Written task ▸ Edit the data below so that "chess-board" becomes "game-board", with nothing else changed.

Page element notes
● ● ● ● ● ● ●

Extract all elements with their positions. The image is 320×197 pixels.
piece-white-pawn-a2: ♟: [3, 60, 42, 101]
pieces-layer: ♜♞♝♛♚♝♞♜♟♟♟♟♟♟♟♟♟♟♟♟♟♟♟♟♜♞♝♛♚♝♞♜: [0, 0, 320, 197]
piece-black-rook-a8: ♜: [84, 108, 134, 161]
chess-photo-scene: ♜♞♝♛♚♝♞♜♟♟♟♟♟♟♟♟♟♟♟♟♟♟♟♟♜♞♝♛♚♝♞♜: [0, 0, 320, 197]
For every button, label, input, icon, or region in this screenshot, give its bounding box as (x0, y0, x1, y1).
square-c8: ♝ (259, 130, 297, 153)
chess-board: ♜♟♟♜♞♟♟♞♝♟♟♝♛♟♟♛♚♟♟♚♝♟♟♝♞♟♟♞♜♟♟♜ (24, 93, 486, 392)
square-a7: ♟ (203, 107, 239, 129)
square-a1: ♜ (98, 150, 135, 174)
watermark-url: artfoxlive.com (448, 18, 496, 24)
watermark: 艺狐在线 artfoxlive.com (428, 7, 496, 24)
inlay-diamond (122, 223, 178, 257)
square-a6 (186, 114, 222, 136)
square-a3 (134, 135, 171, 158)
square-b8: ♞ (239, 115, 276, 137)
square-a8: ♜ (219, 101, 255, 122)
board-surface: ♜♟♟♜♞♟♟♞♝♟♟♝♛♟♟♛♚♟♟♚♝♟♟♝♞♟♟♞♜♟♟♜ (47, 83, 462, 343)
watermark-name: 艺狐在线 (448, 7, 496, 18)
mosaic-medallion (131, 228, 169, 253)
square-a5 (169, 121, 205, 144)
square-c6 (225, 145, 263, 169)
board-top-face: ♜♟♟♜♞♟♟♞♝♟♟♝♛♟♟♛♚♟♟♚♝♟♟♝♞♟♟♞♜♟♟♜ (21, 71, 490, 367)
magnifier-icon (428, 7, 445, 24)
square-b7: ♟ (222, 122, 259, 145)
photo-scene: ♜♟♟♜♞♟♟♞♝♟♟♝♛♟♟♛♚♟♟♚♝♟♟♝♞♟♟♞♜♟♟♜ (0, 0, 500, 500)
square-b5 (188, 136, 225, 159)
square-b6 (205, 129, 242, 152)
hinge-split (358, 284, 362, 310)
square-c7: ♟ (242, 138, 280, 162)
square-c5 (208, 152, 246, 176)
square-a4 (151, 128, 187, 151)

● ● ● ● ● ● ●

Exercise solution ▸
Extract all elements with their positions. The image is 320×197 pixels.
piece-white-pawn-a2: ♟: [3, 60, 42, 101]
pieces-layer: ♜♞♝♛♚♝♞♜♟♟♟♟♟♟♟♟♟♟♟♟♟♟♟♟♜♞♝♛♚♝♞♜: [0, 0, 320, 197]
piece-black-rook-a8: ♜: [84, 108, 134, 161]
chess-photo-scene: ♜♞♝♛♚♝♞♜♟♟♟♟♟♟♟♟♟♟♟♟♟♟♟♟♜♞♝♛♚♝♞♜: [0, 0, 320, 197]
For every button, label, input, icon, or region in this screenshot, give its bounding box as (x0, y0, x1, y1).
square-c8: ♝ (259, 130, 297, 153)
game-board: ♜♟♟♜♞♟♟♞♝♟♟♝♛♟♟♛♚♟♟♚♝♟♟♝♞♟♟♞♜♟♟♜ (24, 93, 486, 392)
square-a7: ♟ (203, 107, 239, 129)
square-a1: ♜ (98, 150, 135, 174)
watermark-url: artfoxlive.com (448, 18, 496, 24)
watermark: 艺狐在线 artfoxlive.com (428, 7, 496, 24)
inlay-diamond (122, 223, 178, 257)
square-a6 (186, 114, 222, 136)
square-a3 (134, 135, 171, 158)
square-b8: ♞ (239, 115, 276, 137)
square-a8: ♜ (219, 101, 255, 122)
board-surface: ♜♟♟♜♞♟♟♞♝♟♟♝♛♟♟♛♚♟♟♚♝♟♟♝♞♟♟♞♜♟♟♜ (47, 83, 462, 343)
watermark-name: 艺狐在线 (448, 7, 496, 18)
mosaic-medallion (131, 228, 169, 253)
square-a5 (169, 121, 205, 144)
square-c6 (225, 145, 263, 169)
board-top-face: ♜♟♟♜♞♟♟♞♝♟♟♝♛♟♟♛♚♟♟♚♝♟♟♝♞♟♟♞♜♟♟♜ (21, 71, 490, 367)
magnifier-icon (428, 7, 445, 24)
square-b7: ♟ (222, 122, 259, 145)
photo-scene: ♜♟♟♜♞♟♟♞♝♟♟♝♛♟♟♛♚♟♟♚♝♟♟♝♞♟♟♞♜♟♟♜ (0, 0, 500, 500)
square-b5 (188, 136, 225, 159)
square-b6 (205, 129, 242, 152)
hinge-split (358, 284, 362, 310)
square-c7: ♟ (242, 138, 280, 162)
square-c5 (208, 152, 246, 176)
square-a4 (151, 128, 187, 151)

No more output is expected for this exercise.